## Written exercise
Copy every line of the listing exactly.

## Material supplied
━━━━━━━━━━━━━━━━

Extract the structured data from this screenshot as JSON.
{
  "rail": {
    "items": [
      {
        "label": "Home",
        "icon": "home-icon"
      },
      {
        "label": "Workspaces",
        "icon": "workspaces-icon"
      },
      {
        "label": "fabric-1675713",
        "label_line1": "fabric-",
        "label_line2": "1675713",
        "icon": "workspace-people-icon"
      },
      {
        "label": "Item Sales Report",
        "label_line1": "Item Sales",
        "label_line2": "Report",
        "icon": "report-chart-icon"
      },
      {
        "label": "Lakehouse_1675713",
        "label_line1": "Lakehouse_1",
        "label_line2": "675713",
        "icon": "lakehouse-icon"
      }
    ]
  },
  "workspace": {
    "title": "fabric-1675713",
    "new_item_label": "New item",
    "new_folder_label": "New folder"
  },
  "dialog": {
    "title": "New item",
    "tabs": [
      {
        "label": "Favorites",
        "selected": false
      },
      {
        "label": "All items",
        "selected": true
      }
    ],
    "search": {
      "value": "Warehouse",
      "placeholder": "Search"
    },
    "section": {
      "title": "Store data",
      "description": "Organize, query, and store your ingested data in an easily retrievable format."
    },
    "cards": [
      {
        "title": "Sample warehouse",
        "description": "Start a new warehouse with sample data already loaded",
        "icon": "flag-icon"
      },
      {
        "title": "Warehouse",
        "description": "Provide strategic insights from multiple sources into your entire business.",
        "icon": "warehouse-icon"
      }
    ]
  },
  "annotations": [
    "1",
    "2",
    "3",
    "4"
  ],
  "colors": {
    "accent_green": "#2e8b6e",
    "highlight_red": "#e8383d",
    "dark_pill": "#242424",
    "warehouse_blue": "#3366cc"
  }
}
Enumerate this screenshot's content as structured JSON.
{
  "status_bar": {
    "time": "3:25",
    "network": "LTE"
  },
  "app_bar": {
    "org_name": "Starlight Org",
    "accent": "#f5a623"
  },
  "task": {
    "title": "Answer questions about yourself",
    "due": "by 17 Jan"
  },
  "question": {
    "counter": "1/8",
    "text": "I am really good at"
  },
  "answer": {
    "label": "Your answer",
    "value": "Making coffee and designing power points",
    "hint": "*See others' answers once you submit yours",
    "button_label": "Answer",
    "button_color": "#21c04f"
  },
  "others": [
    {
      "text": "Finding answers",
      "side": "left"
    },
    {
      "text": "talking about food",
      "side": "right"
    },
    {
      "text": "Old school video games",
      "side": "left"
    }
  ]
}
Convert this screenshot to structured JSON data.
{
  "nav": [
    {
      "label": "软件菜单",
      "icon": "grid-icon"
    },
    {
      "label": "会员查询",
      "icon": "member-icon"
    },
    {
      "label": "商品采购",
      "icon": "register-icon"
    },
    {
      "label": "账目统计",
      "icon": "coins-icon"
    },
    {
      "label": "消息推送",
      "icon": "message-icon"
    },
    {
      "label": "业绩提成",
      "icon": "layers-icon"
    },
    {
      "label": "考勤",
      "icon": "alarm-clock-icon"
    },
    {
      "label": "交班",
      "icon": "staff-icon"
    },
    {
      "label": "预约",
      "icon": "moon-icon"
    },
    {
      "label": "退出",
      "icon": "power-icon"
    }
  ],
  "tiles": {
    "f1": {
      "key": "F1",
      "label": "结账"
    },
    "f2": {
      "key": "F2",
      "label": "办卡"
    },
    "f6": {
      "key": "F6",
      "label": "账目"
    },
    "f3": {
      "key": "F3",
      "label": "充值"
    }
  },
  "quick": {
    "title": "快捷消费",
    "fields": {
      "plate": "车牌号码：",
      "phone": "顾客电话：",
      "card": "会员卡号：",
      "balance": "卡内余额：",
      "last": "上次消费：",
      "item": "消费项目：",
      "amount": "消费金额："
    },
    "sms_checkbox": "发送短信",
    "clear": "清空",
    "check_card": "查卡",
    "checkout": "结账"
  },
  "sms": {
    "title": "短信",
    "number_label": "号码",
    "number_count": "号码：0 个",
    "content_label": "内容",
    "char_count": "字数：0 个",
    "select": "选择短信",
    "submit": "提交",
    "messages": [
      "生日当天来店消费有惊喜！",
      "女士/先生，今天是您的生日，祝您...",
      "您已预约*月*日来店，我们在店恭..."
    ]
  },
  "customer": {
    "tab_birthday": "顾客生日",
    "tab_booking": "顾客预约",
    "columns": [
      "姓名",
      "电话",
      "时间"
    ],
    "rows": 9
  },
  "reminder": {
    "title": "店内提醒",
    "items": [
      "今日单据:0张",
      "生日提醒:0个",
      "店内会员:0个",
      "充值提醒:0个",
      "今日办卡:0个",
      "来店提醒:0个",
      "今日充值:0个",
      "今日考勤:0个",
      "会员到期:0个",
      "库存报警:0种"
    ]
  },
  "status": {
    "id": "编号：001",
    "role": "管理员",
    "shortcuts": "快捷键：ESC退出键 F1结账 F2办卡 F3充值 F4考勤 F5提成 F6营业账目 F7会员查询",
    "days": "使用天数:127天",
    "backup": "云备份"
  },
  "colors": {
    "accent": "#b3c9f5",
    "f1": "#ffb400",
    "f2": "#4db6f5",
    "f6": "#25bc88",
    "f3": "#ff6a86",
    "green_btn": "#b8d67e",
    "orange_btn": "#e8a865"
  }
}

━━━━━━━━━━━━━━━━

## Task output
Extract the structured data from this screenshot as JSON.
{
  "rail": {
    "items": [
      {
        "label": "Home",
        "icon": "home-icon"
      },
      {
        "label": "Workspaces",
        "icon": "workspaces-icon"
      },
      {
        "label": "fabric-1675713",
        "label_line1": "fabric-",
        "label_line2": "1675713",
        "icon": "workspace-people-icon"
      },
      {
        "label": "Item Sales Report",
        "label_line1": "Item Sales",
        "label_line2": "Report",
        "icon": "report-chart-icon"
      },
      {
        "label": "Lakehouse_1675713",
        "label_line1": "Lakehouse_1",
        "label_line2": "675713",
        "icon": "lakehouse-icon"
      }
    ]
  },
  "workspace": {
    "title": "fabric-1675713",
    "new_item_label": "New item",
    "new_folder_label": "New folder"
  },
  "dialog": {
    "title": "New item",
    "tabs": [
      {
        "label": "Favorites",
        "selected": false
      },
      {
        "label": "All items",
        "selected": true
      }
    ],
    "search": {
      "value": "Warehouse",
      "placeholder": "Search"
    },
    "section": {
      "title": "Store data",
      "description": "Organize, query, and store your ingested data in an easily retrievable format."
    },
    "cards": [
      {
        "title": "Sample warehouse",
        "description": "Start a new warehouse with sample data already loaded",
        "icon": "flag-icon"
      },
      {
        "title": "Warehouse",
        "description": "Provide strategic insights from multiple sources into your entire business.",
        "icon": "warehouse-icon"
      }
    ]
  },
  "annotations": [
    "1",
    "2",
    "3",
    "4"
  ],
  "colors": {
    "accent_green": "#2e8b6e",
    "highlight_red": "#e8383d",
    "dark_pill": "#242424",
    "warehouse_blue": "#3366cc"
  }
}
Enumerate this screenshot's content as structured JSON.
{
  "status_bar": {
    "time": "3:25",
    "network": "LTE"
  },
  "app_bar": {
    "org_name": "Starlight Org",
    "accent": "#f5a623"
  },
  "task": {
    "title": "Answer questions about yourself",
    "due": "by 17 Jan"
  },
  "question": {
    "counter": "1/8",
    "text": "I am really good at"
  },
  "answer": {
    "label": "Your answer",
    "value": "Making coffee and designing power points",
    "hint": "*See others' answers once you submit yours",
    "button_label": "Answer",
    "button_color": "#21c04f"
  },
  "others": [
    {
      "text": "Finding answers",
      "side": "left"
    },
    {
      "text": "talking about food",
      "side": "right"
    },
    {
      "text": "Old school video games",
      "side": "left"
    }
  ]
}
Convert this screenshot to structured JSON data.
{
  "nav": [
    {
      "label": "软件菜单",
      "icon": "grid-icon"
    },
    {
      "label": "会员查询",
      "icon": "member-icon"
    },
    {
      "label": "商品采购",
      "icon": "register-icon"
    },
    {
      "label": "账目统计",
      "icon": "coins-icon"
    },
    {
      "label": "消息推送",
      "icon": "message-icon"
    },
    {
      "label": "业绩提成",
      "icon": "layers-icon"
    },
    {
      "label": "考勤",
      "icon": "alarm-clock-icon"
    },
    {
      "label": "交班",
      "icon": "staff-icon"
    },
    {
      "label": "预约",
      "icon": "moon-icon"
    },
    {
      "label": "退出",
      "icon": "power-icon"
    }
  ],
  "tiles": {
    "f1": {
      "key": "F1",
      "label": "结账"
    },
    "f2": {
      "key": "F2",
      "label": "办卡"
    },
    "f6": {
      "key": "F6",
      "label": "账目"
    },
    "f3": {
      "key": "F3",
      "label": "充值"
    }
  },
  "quick": {
    "title": "快捷消费",
    "fields": {
      "plate": "车牌号码：",
      "phone": "顾客电话：",
      "card": "会员卡号：",
      "balance": "卡内余额：",
      "last": "上次消费：",
      "item": "消费项目：",
      "amount": "消费金额："
    },
    "sms_checkbox": "发送短信",
    "clear": "清空",
    "check_card": "查卡",
    "checkout": "结账"
  },
  "sms": {
    "title": "短信",
    "number_label": "号码",
    "number_count": "号码：0 个",
    "content_label": "内容",
    "char_count": "字数：0 个",
    "select": "选择短信",
    "submit": "提交",
    "messages": [
      "生日当天来店消费有惊喜！",
      "女士/先生，今天是您的生日，祝您...",
      "您已预约*月*日来店，我们在店恭..."
    ]
  },
  "customer": {
    "tab_birthday": "顾客生日",
    "tab_booking": "顾客预约",
    "columns": [
      "姓名",
      "电话",
      "时间"
    ],
    "rows": 9
  },
  "reminder": {
    "title": "店内提醒",
    "items": [
      "今日单据:0张",
      "生日提醒:0个",
      "店内会员:0个",
      "充值提醒:0个",
      "今日办卡:0个",
      "来店提醒:0个",
      "今日充值:0个",
      "今日考勤:0个",
      "会员到期:0个",
      "库存报警:0种"
    ]
  },
  "status": {
    "id": "编号：001",
    "role": "管理员",
    "shortcuts": "快捷键：ESC退出键 F1结账 F2办卡 F3充值 F4考勤 F5提成 F6营业账目 F7会员查询",
    "days": "使用天数:127天",
    "backup": "云备份"
  },
  "colors": {
    "accent": "#b3c9f5",
    "f1": "#ffb400",
    "f2": "#4db6f5",
    "f6": "#25bc88",
    "f3": "#ff6a86",
    "green_btn": "#b8d67e",
    "orange_btn": "#e8a865"
  }
}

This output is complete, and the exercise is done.